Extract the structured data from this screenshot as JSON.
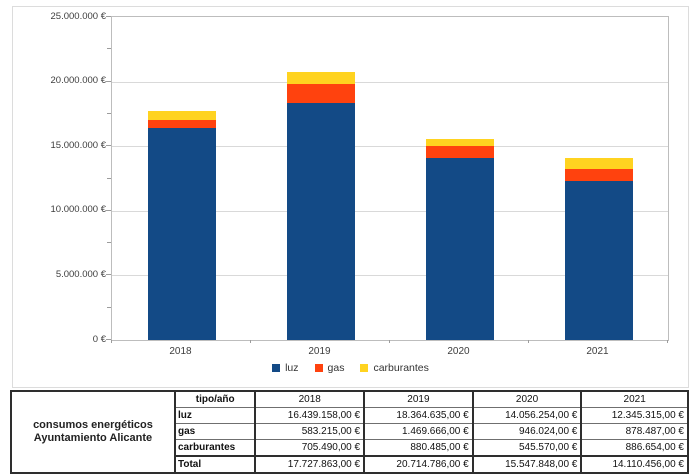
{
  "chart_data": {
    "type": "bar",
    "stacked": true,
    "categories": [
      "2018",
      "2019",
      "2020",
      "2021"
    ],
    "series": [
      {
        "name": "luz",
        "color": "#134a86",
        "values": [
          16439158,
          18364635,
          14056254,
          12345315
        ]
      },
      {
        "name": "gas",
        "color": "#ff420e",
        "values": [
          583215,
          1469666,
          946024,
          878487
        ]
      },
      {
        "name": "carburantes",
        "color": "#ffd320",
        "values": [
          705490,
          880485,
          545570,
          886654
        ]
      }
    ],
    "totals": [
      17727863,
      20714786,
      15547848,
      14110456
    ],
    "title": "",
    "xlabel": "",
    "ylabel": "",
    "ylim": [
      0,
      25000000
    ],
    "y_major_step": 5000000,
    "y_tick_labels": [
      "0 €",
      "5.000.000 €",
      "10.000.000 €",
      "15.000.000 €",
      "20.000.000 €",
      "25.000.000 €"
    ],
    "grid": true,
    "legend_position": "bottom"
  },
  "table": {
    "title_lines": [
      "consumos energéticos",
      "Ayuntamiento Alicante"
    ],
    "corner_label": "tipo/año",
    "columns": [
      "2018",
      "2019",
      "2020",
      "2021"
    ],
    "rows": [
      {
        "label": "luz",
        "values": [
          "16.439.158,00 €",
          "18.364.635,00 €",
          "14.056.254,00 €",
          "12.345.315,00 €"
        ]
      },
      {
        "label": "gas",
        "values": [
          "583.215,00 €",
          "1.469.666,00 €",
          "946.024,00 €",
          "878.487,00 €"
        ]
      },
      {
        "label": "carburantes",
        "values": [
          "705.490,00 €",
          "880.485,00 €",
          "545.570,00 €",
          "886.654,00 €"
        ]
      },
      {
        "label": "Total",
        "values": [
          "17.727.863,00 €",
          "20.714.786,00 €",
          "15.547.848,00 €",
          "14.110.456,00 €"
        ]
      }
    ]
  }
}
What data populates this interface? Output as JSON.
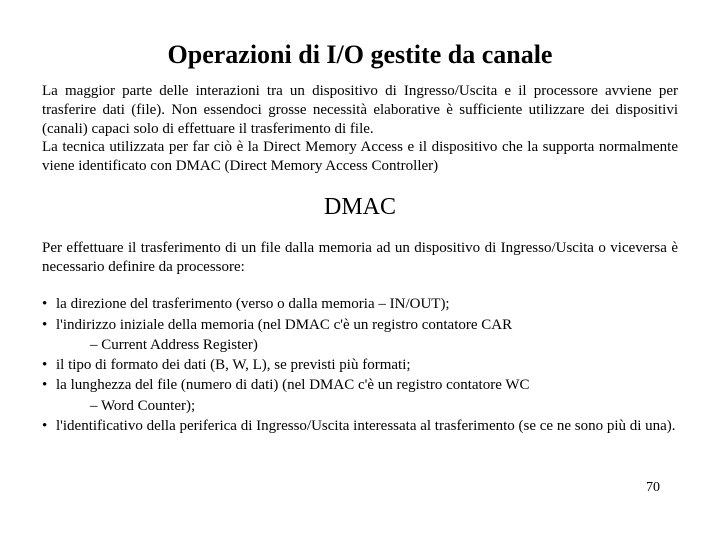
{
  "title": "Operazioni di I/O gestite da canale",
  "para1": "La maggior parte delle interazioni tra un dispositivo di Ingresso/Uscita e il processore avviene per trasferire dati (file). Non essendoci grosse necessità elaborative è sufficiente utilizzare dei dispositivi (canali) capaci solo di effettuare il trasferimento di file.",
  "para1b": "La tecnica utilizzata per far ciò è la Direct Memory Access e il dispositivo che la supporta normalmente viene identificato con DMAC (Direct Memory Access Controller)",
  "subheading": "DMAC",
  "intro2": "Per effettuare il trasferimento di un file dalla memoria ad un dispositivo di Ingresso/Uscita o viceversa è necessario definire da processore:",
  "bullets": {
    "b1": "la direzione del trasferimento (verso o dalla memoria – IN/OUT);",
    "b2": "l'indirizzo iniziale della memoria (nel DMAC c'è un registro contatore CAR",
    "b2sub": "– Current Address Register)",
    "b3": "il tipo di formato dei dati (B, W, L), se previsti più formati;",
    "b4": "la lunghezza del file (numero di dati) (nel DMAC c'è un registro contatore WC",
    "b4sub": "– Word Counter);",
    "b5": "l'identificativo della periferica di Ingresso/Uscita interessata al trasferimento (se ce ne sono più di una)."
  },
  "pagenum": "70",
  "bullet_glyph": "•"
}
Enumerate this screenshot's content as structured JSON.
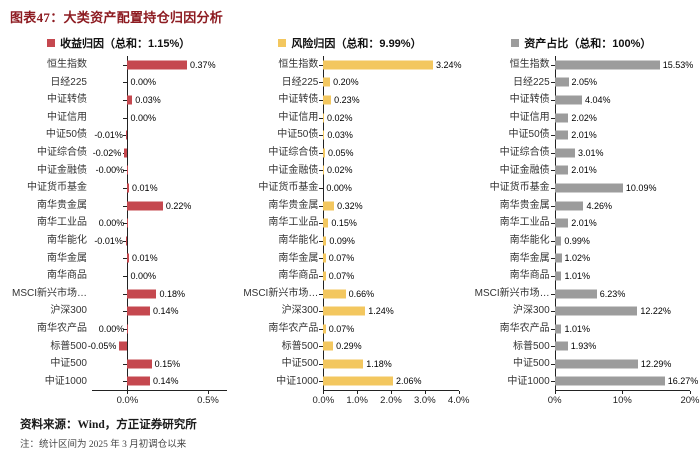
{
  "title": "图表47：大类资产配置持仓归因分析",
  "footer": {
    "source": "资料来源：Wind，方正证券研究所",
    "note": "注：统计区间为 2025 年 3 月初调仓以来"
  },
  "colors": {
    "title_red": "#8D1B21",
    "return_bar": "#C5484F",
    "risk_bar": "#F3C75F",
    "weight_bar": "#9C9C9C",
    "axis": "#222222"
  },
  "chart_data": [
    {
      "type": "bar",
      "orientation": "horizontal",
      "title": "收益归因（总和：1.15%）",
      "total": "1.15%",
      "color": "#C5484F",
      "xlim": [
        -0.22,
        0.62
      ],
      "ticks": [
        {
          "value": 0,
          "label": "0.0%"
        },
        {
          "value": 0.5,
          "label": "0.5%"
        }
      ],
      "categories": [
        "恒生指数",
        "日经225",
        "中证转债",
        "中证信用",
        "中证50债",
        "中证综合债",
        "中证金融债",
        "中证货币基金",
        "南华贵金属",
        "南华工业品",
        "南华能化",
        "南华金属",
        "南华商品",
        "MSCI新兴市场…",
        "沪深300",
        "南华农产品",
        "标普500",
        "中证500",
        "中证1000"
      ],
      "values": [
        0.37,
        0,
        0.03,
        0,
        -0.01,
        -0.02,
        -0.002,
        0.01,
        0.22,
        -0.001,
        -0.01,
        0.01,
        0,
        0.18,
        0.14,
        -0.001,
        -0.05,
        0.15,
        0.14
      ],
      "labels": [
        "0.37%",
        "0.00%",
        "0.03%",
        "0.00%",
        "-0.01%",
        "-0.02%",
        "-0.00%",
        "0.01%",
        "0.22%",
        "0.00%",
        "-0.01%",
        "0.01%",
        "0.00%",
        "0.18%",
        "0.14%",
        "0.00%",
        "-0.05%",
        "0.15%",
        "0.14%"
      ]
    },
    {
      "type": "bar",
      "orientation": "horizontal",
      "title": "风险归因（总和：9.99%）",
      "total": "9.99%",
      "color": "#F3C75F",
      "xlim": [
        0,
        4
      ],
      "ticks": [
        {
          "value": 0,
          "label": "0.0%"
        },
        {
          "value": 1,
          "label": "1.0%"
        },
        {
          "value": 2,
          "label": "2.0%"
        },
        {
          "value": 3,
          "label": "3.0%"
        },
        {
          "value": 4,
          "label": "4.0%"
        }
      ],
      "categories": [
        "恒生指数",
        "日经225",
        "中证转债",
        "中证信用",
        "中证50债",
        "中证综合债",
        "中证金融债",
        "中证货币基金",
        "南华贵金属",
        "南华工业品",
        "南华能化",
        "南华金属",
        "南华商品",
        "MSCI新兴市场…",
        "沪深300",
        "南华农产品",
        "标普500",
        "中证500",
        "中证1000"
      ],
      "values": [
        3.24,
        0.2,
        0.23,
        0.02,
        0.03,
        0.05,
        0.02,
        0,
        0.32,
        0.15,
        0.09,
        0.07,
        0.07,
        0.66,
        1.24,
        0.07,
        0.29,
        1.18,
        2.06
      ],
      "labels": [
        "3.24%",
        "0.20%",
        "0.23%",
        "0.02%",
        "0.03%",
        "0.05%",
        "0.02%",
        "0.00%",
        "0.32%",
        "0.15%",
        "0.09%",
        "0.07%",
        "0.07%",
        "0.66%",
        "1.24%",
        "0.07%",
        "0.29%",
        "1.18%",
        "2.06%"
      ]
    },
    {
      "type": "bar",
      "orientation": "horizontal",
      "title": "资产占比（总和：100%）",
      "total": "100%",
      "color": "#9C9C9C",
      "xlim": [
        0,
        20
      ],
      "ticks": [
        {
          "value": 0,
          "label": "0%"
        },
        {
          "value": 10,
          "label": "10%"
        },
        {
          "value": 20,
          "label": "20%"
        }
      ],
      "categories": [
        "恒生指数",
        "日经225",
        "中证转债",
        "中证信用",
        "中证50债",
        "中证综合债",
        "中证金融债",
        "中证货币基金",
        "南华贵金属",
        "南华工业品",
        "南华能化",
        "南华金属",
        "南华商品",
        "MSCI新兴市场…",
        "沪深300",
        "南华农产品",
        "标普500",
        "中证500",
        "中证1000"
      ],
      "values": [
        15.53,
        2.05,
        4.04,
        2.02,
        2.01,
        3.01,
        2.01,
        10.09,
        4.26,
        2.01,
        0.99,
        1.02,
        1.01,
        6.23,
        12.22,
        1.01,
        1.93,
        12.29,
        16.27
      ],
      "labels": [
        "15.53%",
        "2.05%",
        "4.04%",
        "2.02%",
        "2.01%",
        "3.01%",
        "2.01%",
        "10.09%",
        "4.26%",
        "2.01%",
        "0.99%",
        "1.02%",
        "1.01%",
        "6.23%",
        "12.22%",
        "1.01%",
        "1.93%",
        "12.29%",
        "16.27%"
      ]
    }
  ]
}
■ ■ ■
> _What is expected_:
Each line above that includes "memoria" counts once; state the total and nothing more.

> _Reply_:
3